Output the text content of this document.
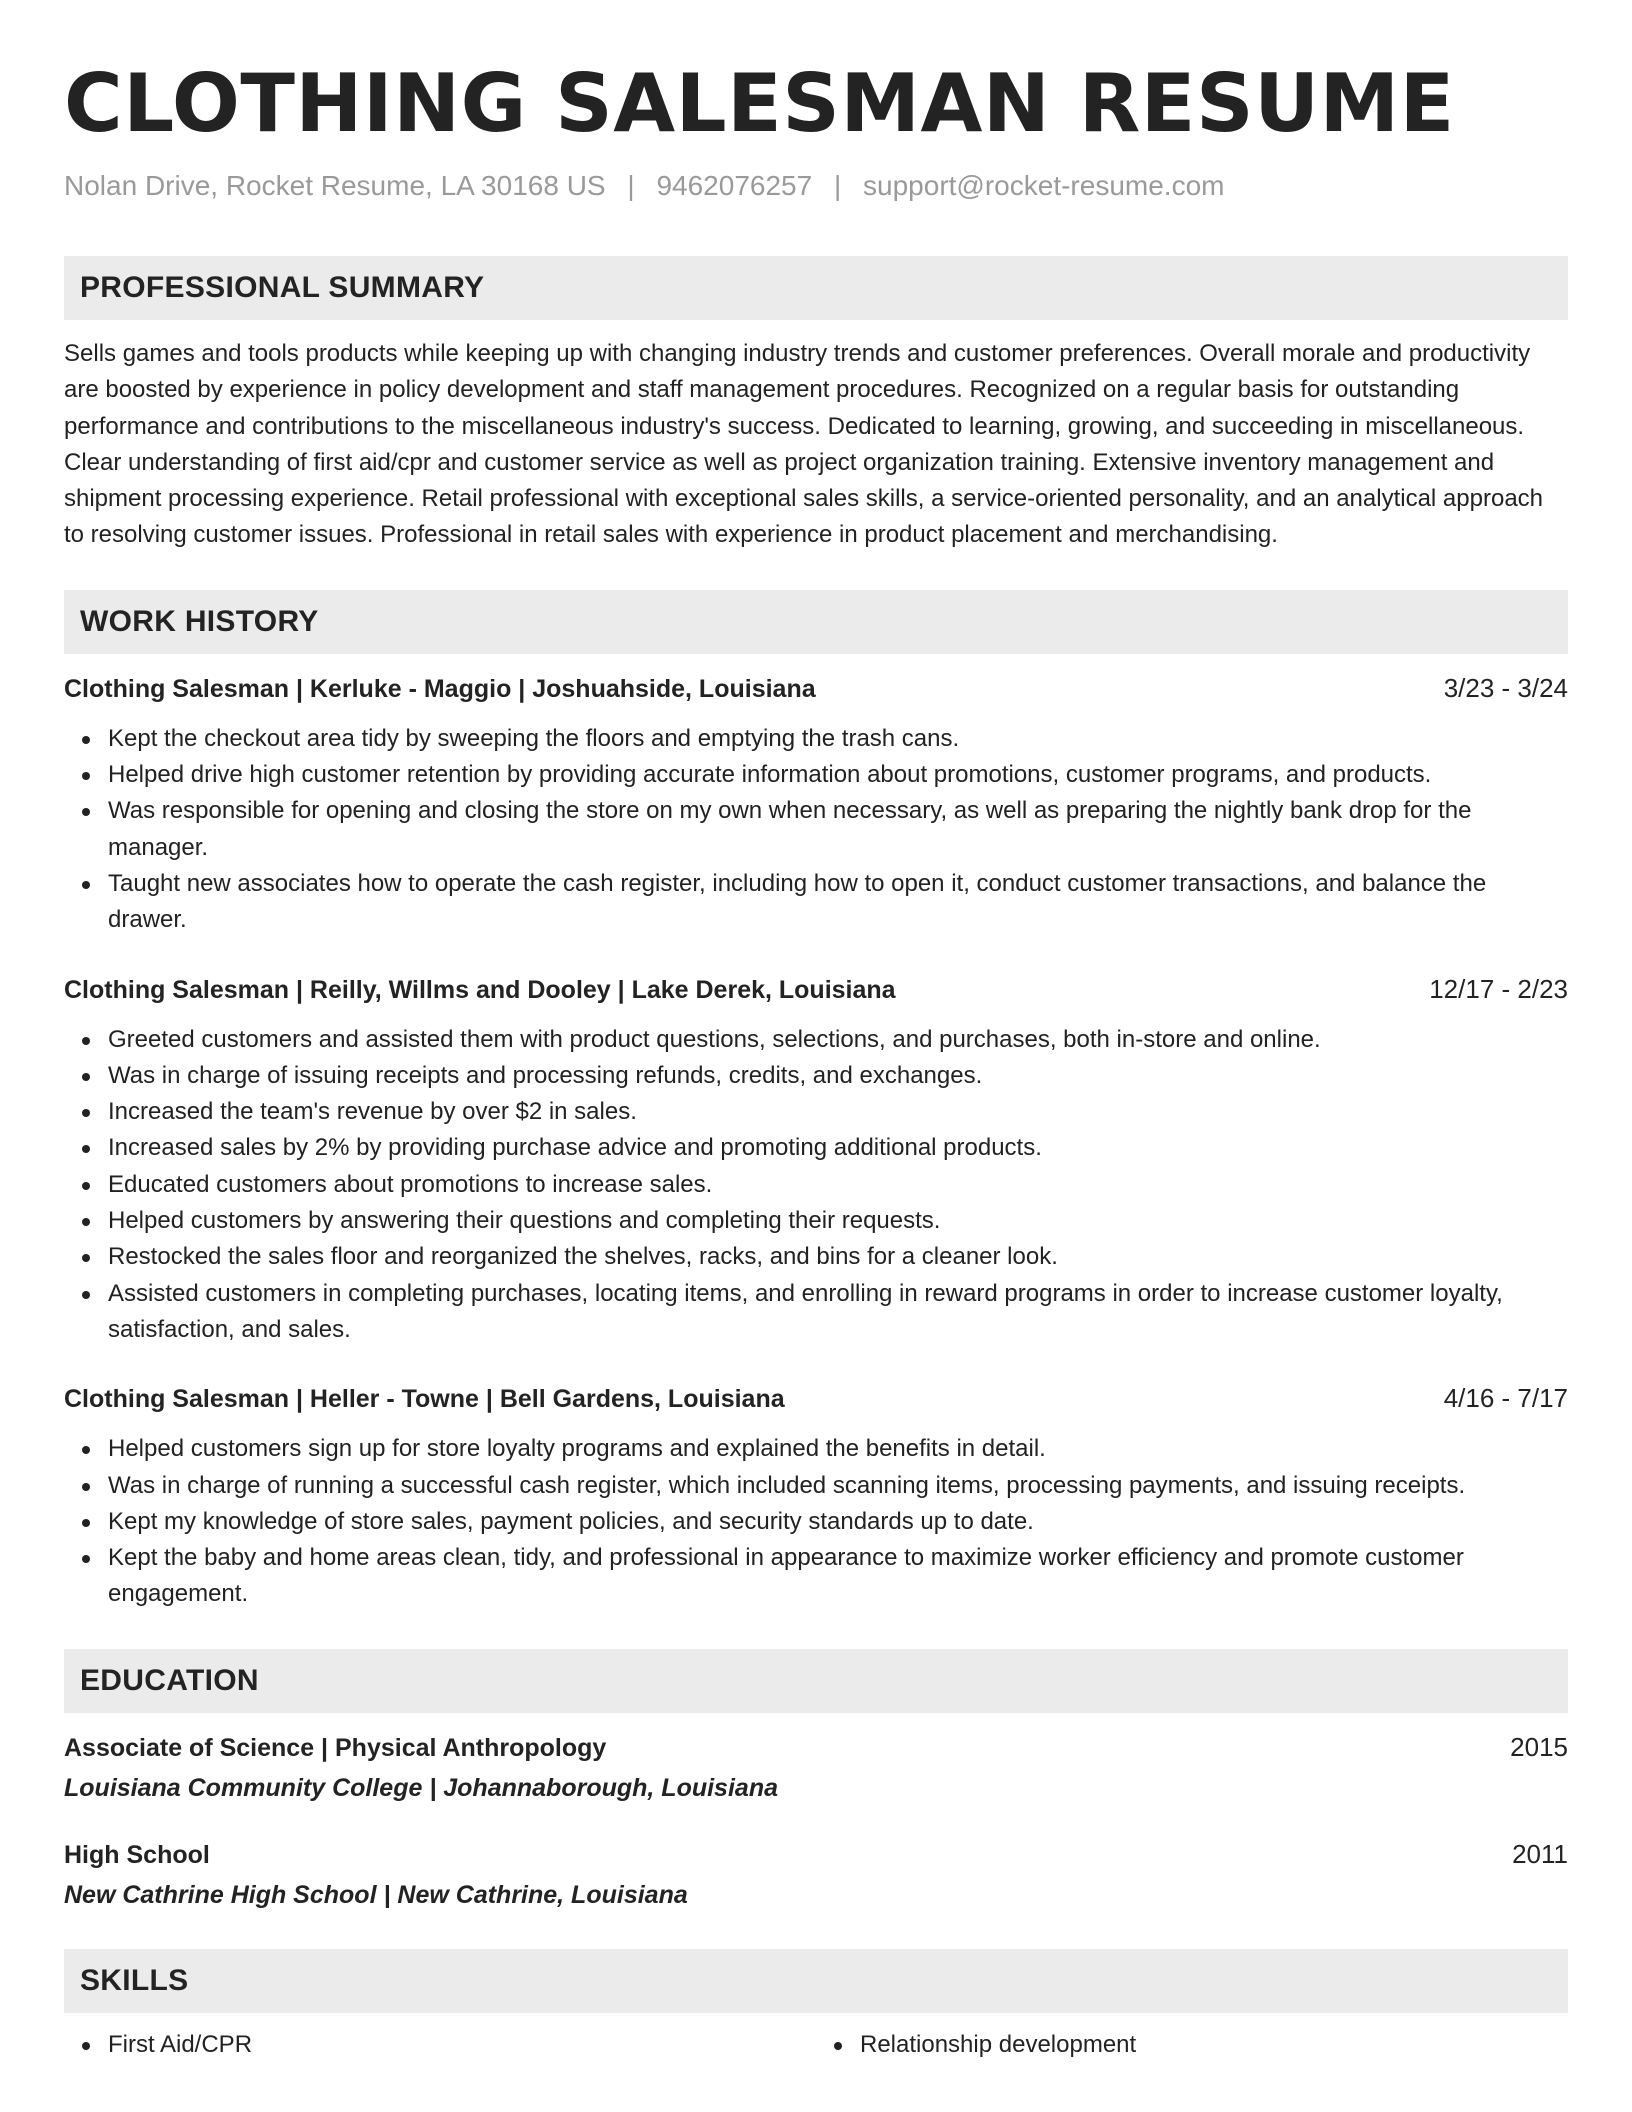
CLOTHING SALESMAN RESUME
Nolan Drive, Rocket Resume, LA 30168 US | 9462076257 | support@rocket-resume.com
PROFESSIONAL SUMMARY
Sells games and tools products while keeping up with changing industry trends and customer preferences. Overall morale and productivity are boosted by experience in policy development and staff management procedures. Recognized on a regular basis for outstanding performance and contributions to the miscellaneous industry's success. Dedicated to learning, growing, and succeeding in miscellaneous. Clear understanding of first aid/cpr and customer service as well as project organization training. Extensive inventory management and shipment processing experience. Retail professional with exceptional sales skills, a service-oriented personality, and an analytical approach to resolving customer issues. Professional in retail sales with experience in product placement and merchandising.
WORK HISTORY
Clothing Salesman | Kerluke - Maggio | Joshuahside, Louisiana	3/23 - 3/24
Kept the checkout area tidy by sweeping the floors and emptying the trash cans.
Helped drive high customer retention by providing accurate information about promotions, customer programs, and products.
Was responsible for opening and closing the store on my own when necessary, as well as preparing the nightly bank drop for the manager.
Taught new associates how to operate the cash register, including how to open it, conduct customer transactions, and balance the drawer.
Clothing Salesman | Reilly, Willms and Dooley | Lake Derek, Louisiana	12/17 - 2/23
Greeted customers and assisted them with product questions, selections, and purchases, both in-store and online.
Was in charge of issuing receipts and processing refunds, credits, and exchanges.
Increased the team's revenue by over $2 in sales.
Increased sales by 2% by providing purchase advice and promoting additional products.
Educated customers about promotions to increase sales.
Helped customers by answering their questions and completing their requests.
Restocked the sales floor and reorganized the shelves, racks, and bins for a cleaner look.
Assisted customers in completing purchases, locating items, and enrolling in reward programs in order to increase customer loyalty, satisfaction, and sales.
Clothing Salesman | Heller - Towne | Bell Gardens, Louisiana	4/16 - 7/17
Helped customers sign up for store loyalty programs and explained the benefits in detail.
Was in charge of running a successful cash register, which included scanning items, processing payments, and issuing receipts.
Kept my knowledge of store sales, payment policies, and security standards up to date.
Kept the baby and home areas clean, tidy, and professional in appearance to maximize worker efficiency and promote customer engagement.
EDUCATION
Associate of Science | Physical Anthropology	2015
Louisiana Community College | Johannaborough, Louisiana
High School	2011
New Cathrine High School | New Cathrine, Louisiana
SKILLS
First Aid/CPR	Relationship development
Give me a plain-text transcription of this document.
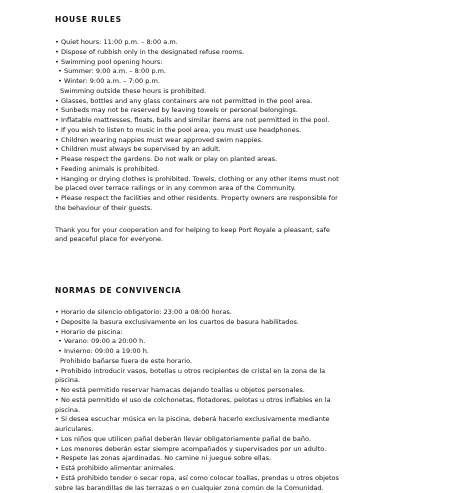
HOUSE RULES
• Quiet hours: 11:00 p.m. – 8:00 a.m.
• Dispose of rubbish only in the designated refuse rooms.
• Swimming pool opening hours:
• Summer: 9:00 a.m. – 8:00 p.m.
• Winter: 9:00 a.m. – 7:00 p.m.
Swimming outside these hours is prohibited.
• Glasses, bottles and any glass containers are not permitted in the pool area.
• Sunbeds may not be reserved by leaving towels or personal belongings.
• Inflatable mattresses, floats, balls and similar items are not permitted in the pool.
• If you wish to listen to music in the pool area, you must use headphones.
• Children wearing nappies must wear approved swim nappies.
• Children must always be supervised by an adult.
• Please respect the gardens. Do not walk or play on planted areas.
• Feeding animals is prohibited.
• Hanging or drying clothes is prohibited. Towels, clothing or any other items must not
be placed over terrace railings or in any common area of the Community.
• Please respect the facilities and other residents. Property owners are responsible for
the behaviour of their guests.

Thank you for your cooperation and for helping to keep Port Royale a pleasant, safe

and peaceful place for everyone.

NORMAS DE CONVIVENCIA
• Horario de silencio obligatorio: 23:00 a 08:00 horas.
• Deposite la basura exclusivamente en los cuartos de basura habilitados.
• Horario de piscina:
• Verano: 09:00 a 20:00 h.
• Invierno: 09:00 a 19:00 h.
Prohibido bañarse fuera de este horario.
• Prohibido introducir vasos, botellas u otros recipientes de cristal en la zona de la
piscina.
• No está permitido reservar hamacas dejando toallas u objetos personales.
• No está permitido el uso de colchonetas, flotadores, pelotas u otros inflables en la
piscina.
• Si desea escuchar música en la piscina, deberá hacerlo exclusivamente mediante
auriculares.
• Los niños que utilicen pañal deberán llevar obligatoriamente pañal de baño.
• Los menores deberán estar siempre acompañados y supervisados por un adulto.
• Respete las zonas ajardinadas. No camine ni juegue sobre ellas.
• Está prohibido alimentar animales.
• Está prohibido tender o secar ropa, así como colocar toallas, prendas u otros objetos
sobre las barandillas de las terrazas o en cualquier zona común de la Comunidad.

Problem: Transcribe all the lines above exactly, apart from the pictures.

Complete response:
Output the text content of this document.
CLOTHING SALESMAN RESUME
Nolan Drive, Rocket Resume, LA 30168 US | 9462076257 | support@rocket-resume.com
PROFESSIONAL SUMMARY
Sells games and tools products while keeping up with changing industry trends and customer preferences. Overall morale and productivity are boosted by experience in policy development and staff management procedures. Recognized on a regular basis for outstanding performance and contributions to the miscellaneous industry's success. Dedicated to learning, growing, and succeeding in miscellaneous. Clear understanding of first aid/cpr and customer service as well as project organization training. Extensive inventory management and shipment processing experience. Retail professional with exceptional sales skills, a service-oriented personality, and an analytical approach to resolving customer issues. Professional in retail sales with experience in product placement and merchandising.
WORK HISTORY
Clothing Salesman | Kerluke - Maggio | Joshuahside, Louisiana	3/23 - 3/24
Kept the checkout area tidy by sweeping the floors and emptying the trash cans.
Helped drive high customer retention by providing accurate information about promotions, customer programs, and products.
Was responsible for opening and closing the store on my own when necessary, as well as preparing the nightly bank drop for the manager.
Taught new associates how to operate the cash register, including how to open it, conduct customer transactions, and balance the drawer.
Clothing Salesman | Reilly, Willms and Dooley | Lake Derek, Louisiana	12/17 - 2/23
Greeted customers and assisted them with product questions, selections, and purchases, both in-store and online.
Was in charge of issuing receipts and processing refunds, credits, and exchanges.
Increased the team's revenue by over $2 in sales.
Increased sales by 2% by providing purchase advice and promoting additional products.
Educated customers about promotions to increase sales.
Helped customers by answering their questions and completing their requests.
Restocked the sales floor and reorganized the shelves, racks, and bins for a cleaner look.
Assisted customers in completing purchases, locating items, and enrolling in reward programs in order to increase customer loyalty, satisfaction, and sales.
Clothing Salesman | Heller - Towne | Bell Gardens, Louisiana	4/16 - 7/17
Helped customers sign up for store loyalty programs and explained the benefits in detail.
Was in charge of running a successful cash register, which included scanning items, processing payments, and issuing receipts.
Kept my knowledge of store sales, payment policies, and security standards up to date.
Kept the baby and home areas clean, tidy, and professional in appearance to maximize worker efficiency and promote customer engagement.
EDUCATION
Associate of Science | Physical Anthropology	2015
Louisiana Community College | Johannaborough, Louisiana
High School	2011
New Cathrine High School | New Cathrine, Louisiana
SKILLS
First Aid/CPR	Relationship development
Give me a plain-text transcription of this document.
HOUSE RULES
• Quiet hours: 11:00 p.m. – 8:00 a.m.
• Dispose of rubbish only in the designated refuse rooms.
• Swimming pool opening hours:
• Summer: 9:00 a.m. – 8:00 p.m.
• Winter: 9:00 a.m. – 7:00 p.m.
Swimming outside these hours is prohibited.
• Glasses, bottles and any glass containers are not permitted in the pool area.
• Sunbeds may not be reserved by leaving towels or personal belongings.
• Inflatable mattresses, floats, balls and similar items are not permitted in the pool.
• If you wish to listen to music in the pool area, you must use headphones.
• Children wearing nappies must wear approved swim nappies.
• Children must always be supervised by an adult.
• Please respect the gardens. Do not walk or play on planted areas.
• Feeding animals is prohibited.
• Hanging or drying clothes is prohibited. Towels, clothing or any other items must not
be placed over terrace railings or in any common area of the Community.
• Please respect the facilities and other residents. Property owners are responsible for
the behaviour of their guests.

Thank you for your cooperation and for helping to keep Port Royale a pleasant, safe

and peaceful place for everyone.

NORMAS DE CONVIVENCIA
• Horario de silencio obligatorio: 23:00 a 08:00 horas.
• Deposite la basura exclusivamente en los cuartos de basura habilitados.
• Horario de piscina:
• Verano: 09:00 a 20:00 h.
• Invierno: 09:00 a 19:00 h.
Prohibido bañarse fuera de este horario.
• Prohibido introducir vasos, botellas u otros recipientes de cristal en la zona de la
piscina.
• No está permitido reservar hamacas dejando toallas u objetos personales.
• No está permitido el uso de colchonetas, flotadores, pelotas u otros inflables en la
piscina.
• Si desea escuchar música en la piscina, deberá hacerlo exclusivamente mediante
auriculares.
• Los niños que utilicen pañal deberán llevar obligatoriamente pañal de baño.
• Los menores deberán estar siempre acompañados y supervisados por un adulto.
• Respete las zonas ajardinadas. No camine ni juegue sobre ellas.
• Está prohibido alimentar animales.
• Está prohibido tender o secar ropa, así como colocar toallas, prendas u otros objetos
sobre las barandillas de las terrazas o en cualquier zona común de la Comunidad.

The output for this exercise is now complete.